-- GIVEN PROBLEM --
Leave out any pictures and transcribe all other data below exactly.

Raw records:
## begin

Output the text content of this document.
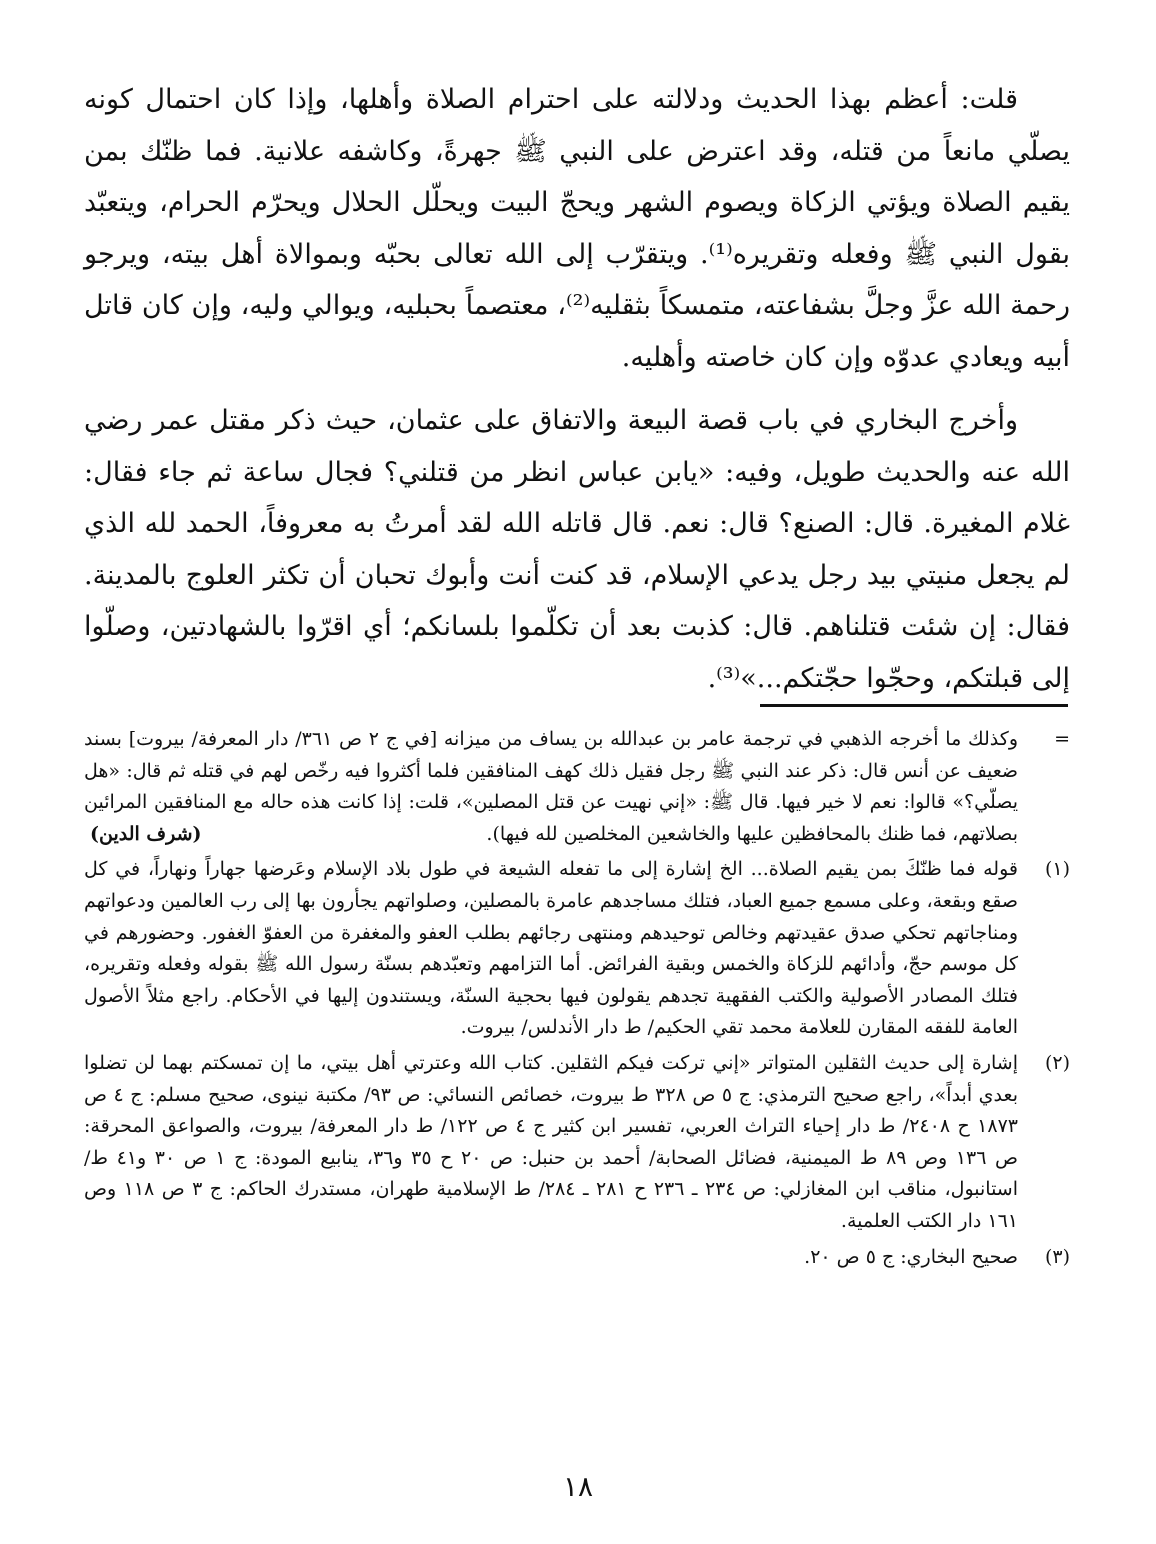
قلت: أعظم بهذا الحديث ودلالته على احترام الصلاة وأهلها، وإذا كان احتمال كونه يصلّي مانعاً من قتله، وقد اعترض على النبي ﷺ جهرةً، وكاشفه علانية. فما ظنّك بمن يقيم الصلاة ويؤتي الزكاة ويصوم الشهر ويحجّ البيت ويحلّل الحلال ويحرّم الحرام، ويتعبّد بقول النبي ﷺ وفعله وتقريره⁽¹⁾. ويتقرّب إلى الله تعالى بحبّه وبموالاة أهل بيته، ويرجو رحمة الله عزَّ وجلَّ بشفاعته، متمسكاً بثقليه⁽²⁾، معتصماً بحبليه، ويوالي وليه، وإن كان قاتل أبيه ويعادي عدوّه وإن كان خاصته وأهليه.

وأخرج البخاري في باب قصة البيعة والاتفاق على عثمان، حيث ذكر مقتل عمر رضي الله عنه والحديث طويل، وفيه: «يابن عباس انظر من قتلني؟ فجال ساعة ثم جاء فقال: غلام المغيرة. قال: الصنع؟ قال: نعم. قال قاتله الله لقد أمرتُ به معروفاً، الحمد لله الذي لم يجعل منيتي بيد رجل يدعي الإسلام، قد كنت أنت وأبوك تحبان أن تكثر العلوج بالمدينة. فقال: إن شئت قتلناهم. قال: كذبت بعد أن تكلّموا بلسانكم؛ أي اقرّوا بالشهادتين، وصلّوا إلى قبلتكم، وحجّوا حجّتكم...»⁽³⁾.

=

وكذلك ما أخرجه الذهبي في ترجمة عامر بن عبدالله بن يساف من ميزانه [في ج ٢ ص ٣٦١/ دار المعرفة/ بيروت] بسند ضعيف عن أنس قال: ذكر عند النبي ﷺ رجل فقيل ذلك كهف المنافقين فلما أكثروا فيه رخّص لهم في قتله ثم قال: «هل يصلّي؟» قالوا: نعم لا خير فيها. قال ﷺ: «إني نهيت عن قتل المصلين»، قلت: إذا كانت هذه حاله مع المنافقين المرائين بصلاتهم، فما ظنك بالمحافظين عليها والخاشعين المخلصين لله فيها).
(شرف الدين)

(١)

قوله فما ظنّكَ بمن يقيم الصلاة... الخ إشارة إلى ما تفعله الشيعة في طول بلاد الإسلام وعَرضها جهاراً ونهاراً، في كل صقع وبقعة، وعلى مسمع جميع العباد، فتلك مساجدهم عامرة بالمصلين، وصلواتهم يجأرون بها إلى رب العالمين ودعواتهم ومناجاتهم تحكي صدق عقيدتهم وخالص توحيدهم ومنتهى رجائهم بطلب العفو والمغفرة من العفوّ الغفور. وحضورهم في كل موسم حجّ، وأدائهم للزكاة والخمس وبقية الفرائض. أما التزامهم وتعبّدهم بسنّة رسول الله ﷺ بقوله وفعله وتقريره، فتلك المصادر الأصولية والكتب الفقهية تجدهم يقولون فيها بحجية السنّة، ويستندون إليها في الأحكام. راجع مثلاً الأصول العامة للفقه المقارن للعلامة محمد تقي الحكيم/ ط دار الأندلس/ بيروت.

(٢)

إشارة إلى حديث الثقلين المتواتر «إني تركت فيكم الثقلين. كتاب الله وعترتي أهل بيتي، ما إن تمسكتم بهما لن تضلوا بعدي أبداً»، راجع صحيح الترمذي: ج ٥ ص ٣٢٨ ط بيروت، خصائص النسائي: ص ٩٣/ مكتبة نينوى، صحيح مسلم: ج ٤ ص ١٨٧٣ ح ٢٤٠٨/ ط دار إحياء التراث العربي، تفسير ابن كثير ج ٤ ص ١٢٢/ ط دار المعرفة/ بيروت، والصواعق المحرقة: ص ١٣٦ وص ٨٩ ط الميمنية، فضائل الصحابة/ أحمد بن حنبل: ص ٢٠ ح ٣٥ و٣٦، ينابيع المودة: ج ١ ص ٣٠ و٤١ ط/ استانبول، مناقب ابن المغازلي: ص ٢٣٤ ـ ٢٣٦ ح ٢٨١ ـ ٢٨٤/ ط الإسلامية طهران، مستدرك الحاكم: ج ٣ ص ١١٨ وص ١٦١ دار الكتب العلمية.

(٣)

صحيح البخاري: ج ٥ ص ٢٠.

١٨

## end

-- FULL ANSWER --
Output the text content of this document.
قلت: أعظم بهذا الحديث ودلالته على احترام الصلاة وأهلها، وإذا كان احتمال كونه يصلّي مانعاً من قتله، وقد اعترض على النبي ﷺ جهرةً، وكاشفه علانية. فما ظنّك بمن يقيم الصلاة ويؤتي الزكاة ويصوم الشهر ويحجّ البيت ويحلّل الحلال ويحرّم الحرام، ويتعبّد بقول النبي ﷺ وفعله وتقريره⁽¹⁾. ويتقرّب إلى الله تعالى بحبّه وبموالاة أهل بيته، ويرجو رحمة الله عزَّ وجلَّ بشفاعته، متمسكاً بثقليه⁽²⁾، معتصماً بحبليه، ويوالي وليه، وإن كان قاتل أبيه ويعادي عدوّه وإن كان خاصته وأهليه.

وأخرج البخاري في باب قصة البيعة والاتفاق على عثمان، حيث ذكر مقتل عمر رضي الله عنه والحديث طويل، وفيه: «يابن عباس انظر من قتلني؟ فجال ساعة ثم جاء فقال: غلام المغيرة. قال: الصنع؟ قال: نعم. قال قاتله الله لقد أمرتُ به معروفاً، الحمد لله الذي لم يجعل منيتي بيد رجل يدعي الإسلام، قد كنت أنت وأبوك تحبان أن تكثر العلوج بالمدينة. فقال: إن شئت قتلناهم. قال: كذبت بعد أن تكلّموا بلسانكم؛ أي اقرّوا بالشهادتين، وصلّوا إلى قبلتكم، وحجّوا حجّتكم...»⁽³⁾.

=

وكذلك ما أخرجه الذهبي في ترجمة عامر بن عبدالله بن يساف من ميزانه [في ج ٢ ص ٣٦١/ دار المعرفة/ بيروت] بسند ضعيف عن أنس قال: ذكر عند النبي ﷺ رجل فقيل ذلك كهف المنافقين فلما أكثروا فيه رخّص لهم في قتله ثم قال: «هل يصلّي؟» قالوا: نعم لا خير فيها. قال ﷺ: «إني نهيت عن قتل المصلين»، قلت: إذا كانت هذه حاله مع المنافقين المرائين بصلاتهم، فما ظنك بالمحافظين عليها والخاشعين المخلصين لله فيها).
(شرف الدين)

(١)

قوله فما ظنّكَ بمن يقيم الصلاة... الخ إشارة إلى ما تفعله الشيعة في طول بلاد الإسلام وعَرضها جهاراً ونهاراً، في كل صقع وبقعة، وعلى مسمع جميع العباد، فتلك مساجدهم عامرة بالمصلين، وصلواتهم يجأرون بها إلى رب العالمين ودعواتهم ومناجاتهم تحكي صدق عقيدتهم وخالص توحيدهم ومنتهى رجائهم بطلب العفو والمغفرة من العفوّ الغفور. وحضورهم في كل موسم حجّ، وأدائهم للزكاة والخمس وبقية الفرائض. أما التزامهم وتعبّدهم بسنّة رسول الله ﷺ بقوله وفعله وتقريره، فتلك المصادر الأصولية والكتب الفقهية تجدهم يقولون فيها بحجية السنّة، ويستندون إليها في الأحكام. راجع مثلاً الأصول العامة للفقه المقارن للعلامة محمد تقي الحكيم/ ط دار الأندلس/ بيروت.

(٢)

إشارة إلى حديث الثقلين المتواتر «إني تركت فيكم الثقلين. كتاب الله وعترتي أهل بيتي، ما إن تمسكتم بهما لن تضلوا بعدي أبداً»، راجع صحيح الترمذي: ج ٥ ص ٣٢٨ ط بيروت، خصائص النسائي: ص ٩٣/ مكتبة نينوى، صحيح مسلم: ج ٤ ص ١٨٧٣ ح ٢٤٠٨/ ط دار إحياء التراث العربي، تفسير ابن كثير ج ٤ ص ١٢٢/ ط دار المعرفة/ بيروت، والصواعق المحرقة: ص ١٣٦ وص ٨٩ ط الميمنية، فضائل الصحابة/ أحمد بن حنبل: ص ٢٠ ح ٣٥ و٣٦، ينابيع المودة: ج ١ ص ٣٠ و٤١ ط/ استانبول، مناقب ابن المغازلي: ص ٢٣٤ ـ ٢٣٦ ح ٢٨١ ـ ٢٨٤/ ط الإسلامية طهران، مستدرك الحاكم: ج ٣ ص ١١٨ وص ١٦١ دار الكتب العلمية.

(٣)

صحيح البخاري: ج ٥ ص ٢٠.

١٨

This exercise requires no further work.